(Given problem): Copy each line that contains the word "اردو".

(Input rows):
========================================

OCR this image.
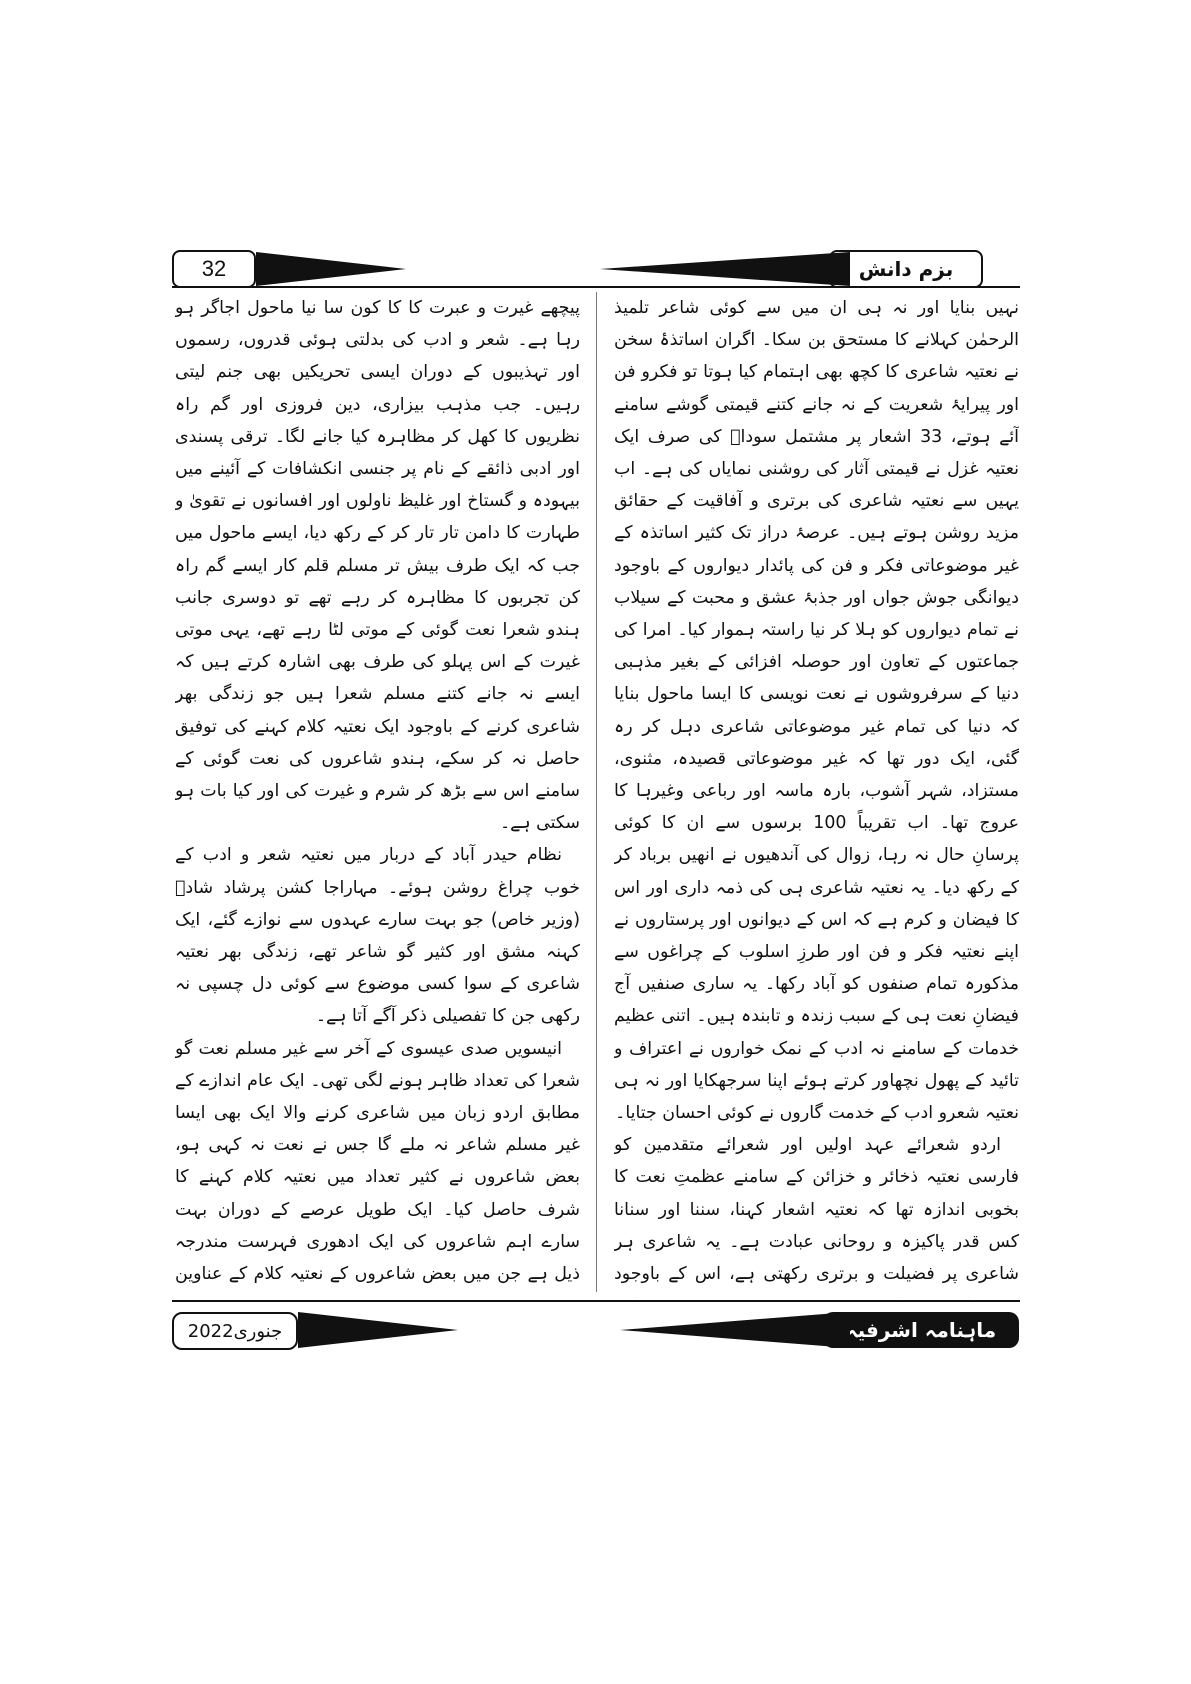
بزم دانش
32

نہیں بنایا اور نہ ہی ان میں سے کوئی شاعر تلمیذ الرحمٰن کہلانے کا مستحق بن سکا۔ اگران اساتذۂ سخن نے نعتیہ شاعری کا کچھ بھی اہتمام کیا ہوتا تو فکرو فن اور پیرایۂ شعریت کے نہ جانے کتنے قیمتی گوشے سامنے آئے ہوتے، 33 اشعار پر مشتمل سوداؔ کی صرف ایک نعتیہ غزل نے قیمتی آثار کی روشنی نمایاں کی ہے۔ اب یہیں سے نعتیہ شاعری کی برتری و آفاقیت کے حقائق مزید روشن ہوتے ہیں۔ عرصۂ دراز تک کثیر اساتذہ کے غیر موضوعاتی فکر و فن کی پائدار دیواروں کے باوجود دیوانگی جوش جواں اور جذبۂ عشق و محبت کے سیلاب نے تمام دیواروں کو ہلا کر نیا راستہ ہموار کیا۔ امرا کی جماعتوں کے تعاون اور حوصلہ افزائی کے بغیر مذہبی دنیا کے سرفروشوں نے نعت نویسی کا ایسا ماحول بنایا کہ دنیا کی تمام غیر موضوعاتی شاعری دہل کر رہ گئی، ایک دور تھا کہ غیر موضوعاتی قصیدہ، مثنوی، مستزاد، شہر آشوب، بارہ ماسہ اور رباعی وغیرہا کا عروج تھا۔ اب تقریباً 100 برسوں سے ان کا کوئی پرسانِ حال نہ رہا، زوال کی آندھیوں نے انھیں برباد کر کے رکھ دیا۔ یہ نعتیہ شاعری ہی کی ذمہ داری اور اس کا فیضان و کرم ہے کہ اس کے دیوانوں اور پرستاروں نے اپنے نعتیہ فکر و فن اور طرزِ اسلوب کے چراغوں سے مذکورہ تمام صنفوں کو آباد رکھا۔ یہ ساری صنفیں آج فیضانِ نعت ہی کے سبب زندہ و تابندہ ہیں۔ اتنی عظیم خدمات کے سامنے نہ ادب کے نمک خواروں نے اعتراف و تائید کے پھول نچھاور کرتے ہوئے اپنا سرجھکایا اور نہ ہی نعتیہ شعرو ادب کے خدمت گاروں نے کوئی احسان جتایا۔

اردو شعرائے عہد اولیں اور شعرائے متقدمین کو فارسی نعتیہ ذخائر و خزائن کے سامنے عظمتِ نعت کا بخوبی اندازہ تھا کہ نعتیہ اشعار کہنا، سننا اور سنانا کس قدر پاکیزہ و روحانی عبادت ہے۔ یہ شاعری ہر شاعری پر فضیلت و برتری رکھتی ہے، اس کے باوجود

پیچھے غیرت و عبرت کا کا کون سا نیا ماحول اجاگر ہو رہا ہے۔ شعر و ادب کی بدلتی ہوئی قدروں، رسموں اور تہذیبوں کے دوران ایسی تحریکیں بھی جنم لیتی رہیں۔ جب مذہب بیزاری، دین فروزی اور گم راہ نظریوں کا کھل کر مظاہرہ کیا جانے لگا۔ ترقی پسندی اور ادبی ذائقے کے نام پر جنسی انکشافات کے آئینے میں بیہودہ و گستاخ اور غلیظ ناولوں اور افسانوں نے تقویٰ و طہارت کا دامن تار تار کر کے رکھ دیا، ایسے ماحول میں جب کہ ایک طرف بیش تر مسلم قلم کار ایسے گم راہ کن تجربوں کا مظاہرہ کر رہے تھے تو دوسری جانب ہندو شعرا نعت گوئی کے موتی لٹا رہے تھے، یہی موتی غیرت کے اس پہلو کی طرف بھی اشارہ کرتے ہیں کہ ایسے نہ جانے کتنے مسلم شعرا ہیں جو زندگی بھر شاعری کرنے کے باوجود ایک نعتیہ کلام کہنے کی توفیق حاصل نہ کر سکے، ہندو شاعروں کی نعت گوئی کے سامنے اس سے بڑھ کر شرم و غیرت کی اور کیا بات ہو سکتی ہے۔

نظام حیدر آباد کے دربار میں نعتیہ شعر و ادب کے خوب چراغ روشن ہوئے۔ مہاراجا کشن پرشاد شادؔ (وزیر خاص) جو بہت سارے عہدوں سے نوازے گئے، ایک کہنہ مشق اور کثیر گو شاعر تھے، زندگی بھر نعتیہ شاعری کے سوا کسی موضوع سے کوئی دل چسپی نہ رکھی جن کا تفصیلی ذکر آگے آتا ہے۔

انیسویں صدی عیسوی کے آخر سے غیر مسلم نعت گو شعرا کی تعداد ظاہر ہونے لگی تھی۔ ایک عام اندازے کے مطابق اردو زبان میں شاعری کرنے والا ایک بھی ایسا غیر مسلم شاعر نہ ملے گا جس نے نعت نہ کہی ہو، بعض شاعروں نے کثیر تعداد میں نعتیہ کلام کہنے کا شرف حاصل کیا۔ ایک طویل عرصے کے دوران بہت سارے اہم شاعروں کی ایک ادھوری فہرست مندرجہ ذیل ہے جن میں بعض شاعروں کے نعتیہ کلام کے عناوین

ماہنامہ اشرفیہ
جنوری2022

========================================

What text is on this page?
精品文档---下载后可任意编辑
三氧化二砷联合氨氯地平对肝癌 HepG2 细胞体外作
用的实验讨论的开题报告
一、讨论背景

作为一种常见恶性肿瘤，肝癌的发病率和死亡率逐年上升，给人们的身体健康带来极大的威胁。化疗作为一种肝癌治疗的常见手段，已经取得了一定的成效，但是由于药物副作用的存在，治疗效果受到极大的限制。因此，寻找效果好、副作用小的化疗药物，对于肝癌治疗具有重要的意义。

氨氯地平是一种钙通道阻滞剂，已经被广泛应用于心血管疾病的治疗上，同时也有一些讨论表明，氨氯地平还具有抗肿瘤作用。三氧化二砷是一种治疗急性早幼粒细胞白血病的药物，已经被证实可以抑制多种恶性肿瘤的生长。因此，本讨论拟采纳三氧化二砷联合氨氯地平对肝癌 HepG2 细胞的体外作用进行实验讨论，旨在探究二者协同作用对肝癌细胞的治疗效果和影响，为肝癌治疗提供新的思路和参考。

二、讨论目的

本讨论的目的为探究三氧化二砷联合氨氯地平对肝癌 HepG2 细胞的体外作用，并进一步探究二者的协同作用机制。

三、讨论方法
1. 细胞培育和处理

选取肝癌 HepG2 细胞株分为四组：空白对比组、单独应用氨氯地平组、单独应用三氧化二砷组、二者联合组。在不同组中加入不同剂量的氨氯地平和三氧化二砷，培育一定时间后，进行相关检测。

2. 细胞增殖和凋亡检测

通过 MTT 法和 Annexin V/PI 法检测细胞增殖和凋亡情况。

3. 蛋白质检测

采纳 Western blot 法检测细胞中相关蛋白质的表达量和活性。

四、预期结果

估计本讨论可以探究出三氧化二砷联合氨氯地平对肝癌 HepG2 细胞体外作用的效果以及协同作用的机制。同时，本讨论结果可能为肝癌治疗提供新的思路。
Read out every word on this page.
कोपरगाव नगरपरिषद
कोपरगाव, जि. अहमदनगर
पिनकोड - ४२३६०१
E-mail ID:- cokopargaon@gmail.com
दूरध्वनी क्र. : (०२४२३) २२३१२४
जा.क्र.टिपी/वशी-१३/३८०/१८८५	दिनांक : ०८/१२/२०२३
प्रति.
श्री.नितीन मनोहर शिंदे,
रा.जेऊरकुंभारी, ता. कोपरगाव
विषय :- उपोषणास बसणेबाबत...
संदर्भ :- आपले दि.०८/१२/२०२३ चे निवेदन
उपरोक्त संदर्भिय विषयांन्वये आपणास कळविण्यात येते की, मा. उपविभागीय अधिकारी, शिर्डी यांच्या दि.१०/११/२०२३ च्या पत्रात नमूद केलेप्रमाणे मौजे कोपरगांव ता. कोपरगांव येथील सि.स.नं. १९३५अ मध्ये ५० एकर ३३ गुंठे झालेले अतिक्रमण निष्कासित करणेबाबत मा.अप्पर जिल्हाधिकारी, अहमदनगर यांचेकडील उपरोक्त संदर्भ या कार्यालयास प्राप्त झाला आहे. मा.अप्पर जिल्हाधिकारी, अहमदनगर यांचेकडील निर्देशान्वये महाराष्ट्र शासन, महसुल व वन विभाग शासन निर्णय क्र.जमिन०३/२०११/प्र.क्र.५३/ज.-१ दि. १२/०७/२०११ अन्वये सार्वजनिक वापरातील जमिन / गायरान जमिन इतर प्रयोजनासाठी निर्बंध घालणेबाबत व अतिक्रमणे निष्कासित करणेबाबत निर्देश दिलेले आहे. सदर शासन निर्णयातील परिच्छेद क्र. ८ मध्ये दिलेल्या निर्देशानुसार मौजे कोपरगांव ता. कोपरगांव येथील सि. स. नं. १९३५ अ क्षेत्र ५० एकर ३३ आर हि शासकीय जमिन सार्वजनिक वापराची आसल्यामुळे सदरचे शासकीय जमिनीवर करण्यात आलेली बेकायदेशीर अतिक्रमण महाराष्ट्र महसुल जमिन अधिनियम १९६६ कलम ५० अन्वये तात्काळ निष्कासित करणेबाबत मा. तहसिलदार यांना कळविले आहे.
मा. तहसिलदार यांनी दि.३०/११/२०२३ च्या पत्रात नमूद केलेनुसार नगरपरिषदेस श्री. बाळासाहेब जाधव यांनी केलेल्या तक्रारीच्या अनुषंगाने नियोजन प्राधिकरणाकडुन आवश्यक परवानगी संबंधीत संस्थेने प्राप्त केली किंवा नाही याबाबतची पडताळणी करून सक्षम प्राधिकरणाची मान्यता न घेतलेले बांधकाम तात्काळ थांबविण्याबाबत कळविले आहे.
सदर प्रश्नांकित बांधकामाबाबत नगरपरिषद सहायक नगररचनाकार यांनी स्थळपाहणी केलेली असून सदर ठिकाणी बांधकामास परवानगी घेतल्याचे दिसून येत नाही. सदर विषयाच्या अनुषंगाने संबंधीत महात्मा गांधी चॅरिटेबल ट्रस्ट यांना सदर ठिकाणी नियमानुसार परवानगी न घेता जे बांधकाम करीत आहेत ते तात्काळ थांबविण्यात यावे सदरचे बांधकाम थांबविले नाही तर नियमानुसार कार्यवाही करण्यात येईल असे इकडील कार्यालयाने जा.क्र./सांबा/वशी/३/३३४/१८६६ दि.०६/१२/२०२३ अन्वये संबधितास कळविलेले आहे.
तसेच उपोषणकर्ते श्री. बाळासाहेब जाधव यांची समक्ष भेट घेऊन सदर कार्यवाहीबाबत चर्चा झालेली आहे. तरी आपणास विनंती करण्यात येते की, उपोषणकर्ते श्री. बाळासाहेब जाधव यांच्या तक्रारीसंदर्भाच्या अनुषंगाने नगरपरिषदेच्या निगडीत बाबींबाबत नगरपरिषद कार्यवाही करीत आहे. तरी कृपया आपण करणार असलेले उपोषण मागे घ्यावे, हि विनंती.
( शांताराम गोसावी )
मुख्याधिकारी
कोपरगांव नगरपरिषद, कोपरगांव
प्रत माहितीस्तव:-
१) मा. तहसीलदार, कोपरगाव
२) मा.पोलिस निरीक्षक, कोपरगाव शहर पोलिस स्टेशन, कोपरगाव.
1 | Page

========================================

(Solution to the exercise):
اردو شعرائے عہد اولیں اور شعرائے متقدمین کو فارسی نعتیہ ذخائر و خزائن کے سامنے عظمتِ نعت کا بخوبی اندازہ تھا کہ نعتیہ اشعار کہنا، سننا اور سنانا کس قدر پاکیزہ و روحانی عبادت ہے۔ یہ شاعری ہر شاعری پر فضیلت و برتری رکھتی ہے، اس کے باوجود
انیسویں صدی عیسوی کے آخر سے غیر مسلم نعت گو شعرا کی تعداد ظاہر ہونے لگی تھی۔ ایک عام اندازے کے مطابق اردو زبان میں شاعری کرنے والا ایک بھی ایسا غیر مسلم شاعر نہ ملے گا جس نے نعت نہ کہی ہو، بعض شاعروں نے کثیر تعداد میں نعتیہ کلام کہنے کا شرف حاصل کیا۔ ایک طویل عرصے کے دوران بہت سارے اہم شاعروں کی ایک ادھوری فہرست مندرجہ ذیل ہے جن میں بعض شاعروں کے نعتیہ کلام کے عناوین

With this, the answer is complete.